Request ▸ Reproduce the items from the beginning through the line that contains "What elements are", changing "series-label" to "legend-label" and keeping everything else the same. Leave the pictures out.

* Start Exercise material *

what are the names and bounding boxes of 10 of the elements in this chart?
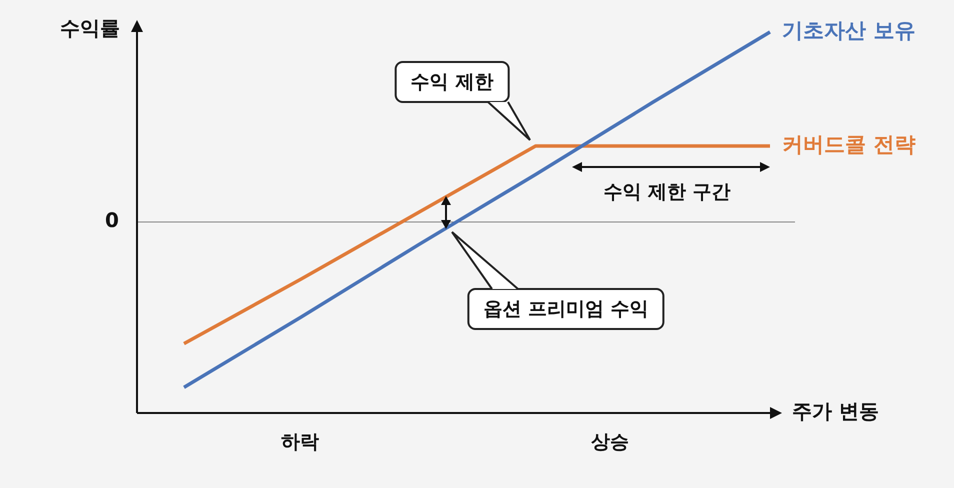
annotation: 옵션 프리미엄 수익 <box>467 288 665 330</box>
series-label: 기초자산 보유 <box>782 18 916 42</box>
y-axis-title: 수익률 <box>60 16 120 40</box>
annotation: 수익 제한 <box>394 61 510 103</box>
series-label: 커버드콜 전략 <box>782 132 916 156</box>
text: 하락 <box>281 430 319 455</box>
text: 상승 <box>591 430 629 455</box>
annotation: 수익 제한 구간 <box>603 180 731 205</box>
ref-line-label: 0 <box>105 208 119 232</box>
x-axis-title: 주가 변동 <box>792 399 879 424</box>
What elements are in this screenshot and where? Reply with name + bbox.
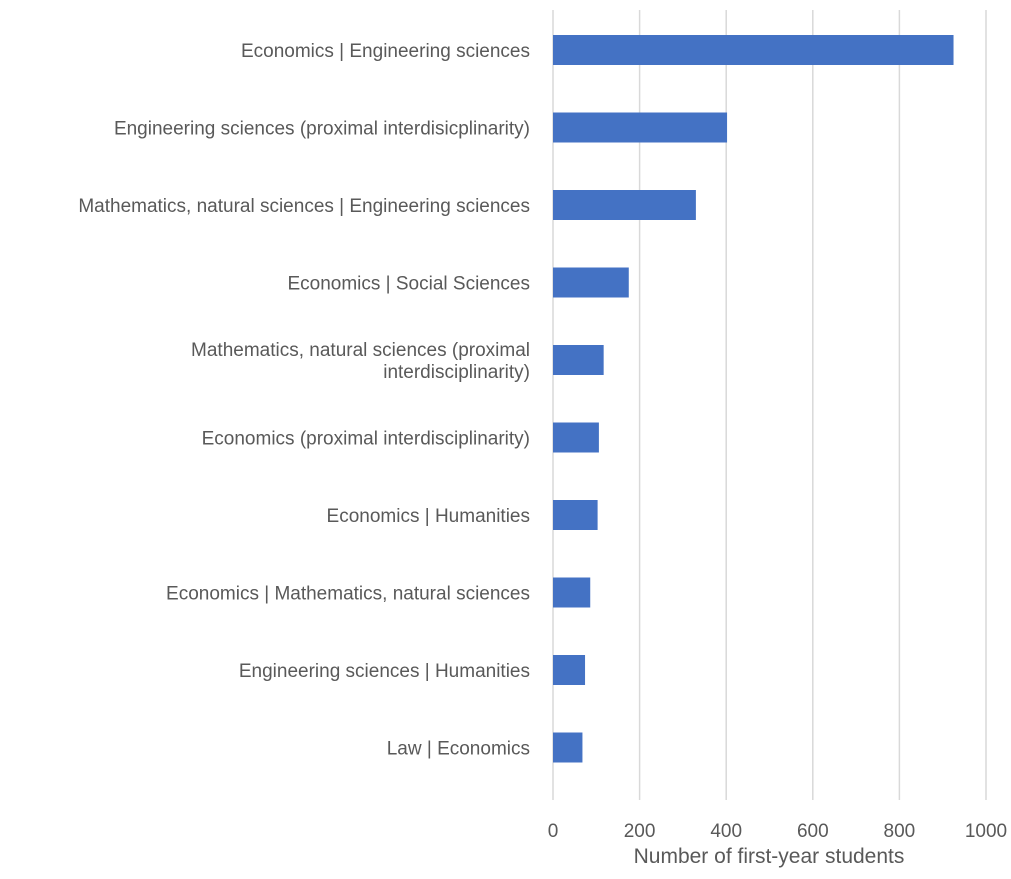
bar bbox=[553, 112, 728, 143]
bar bbox=[553, 732, 583, 763]
x-tick-label: 1000 bbox=[965, 821, 1007, 842]
x-tick-label: 200 bbox=[624, 821, 656, 842]
category-label: Law | Economics bbox=[387, 739, 530, 760]
category-label: Economics | Social Sciences bbox=[287, 274, 530, 295]
category-label: Economics | Humanities bbox=[327, 506, 530, 527]
bar bbox=[553, 500, 598, 530]
category-label: Mathematics, natural sciences | Engineer… bbox=[78, 196, 530, 217]
bars bbox=[553, 35, 954, 763]
category-label: Economics (proximal interdisciplinarity) bbox=[202, 429, 530, 450]
category-label: Engineering sciences (proximal interdisi… bbox=[114, 119, 530, 140]
x-axis-title: Number of first-year students bbox=[634, 845, 905, 868]
category-label: Economics | Engineering sciences bbox=[241, 41, 530, 62]
bar bbox=[553, 345, 604, 375]
x-tick-label: 0 bbox=[548, 821, 559, 842]
category-label: interdisciplinarity) bbox=[383, 362, 530, 383]
bar bbox=[553, 422, 599, 453]
category-labels: Economics | Engineering sciences Engineer… bbox=[78, 41, 530, 760]
bar bbox=[553, 190, 696, 220]
x-tick-label: 600 bbox=[797, 821, 829, 842]
category-label: Engineering sciences | Humanities bbox=[239, 661, 530, 682]
x-tick-label: 800 bbox=[884, 821, 916, 842]
category-label: Economics | Mathematics, natural science… bbox=[166, 584, 530, 605]
bar bbox=[553, 577, 591, 608]
category-label: Mathematics, natural sciences (proximal bbox=[191, 340, 530, 361]
x-tick-label: 400 bbox=[710, 821, 742, 842]
x-axis-tick-labels: 0 200 400 600 800 1000 bbox=[548, 821, 1007, 842]
bar bbox=[553, 655, 586, 685]
bar bbox=[553, 35, 954, 65]
bar bbox=[553, 267, 629, 298]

* End Exercise material *

Correct response ▸
what are the names and bounding boxes of 10 of the elements in this chart?
annotation: 옵션 프리미엄 수익 <box>467 288 665 330</box>
legend-label: 기초자산 보유 <box>782 18 916 42</box>
y-axis-title: 수익률 <box>60 16 120 40</box>
annotation: 수익 제한 <box>394 61 510 103</box>
legend-label: 커버드콜 전략 <box>782 132 916 156</box>
text: 하락 <box>281 430 319 455</box>
text: 상승 <box>591 430 629 455</box>
annotation: 수익 제한 구간 <box>603 180 731 205</box>
ref-line-label: 0 <box>105 208 119 232</box>
x-axis-title: 주가 변동 <box>792 399 879 424</box>
What elements are in this screenshot and where? Reply with name + bbox.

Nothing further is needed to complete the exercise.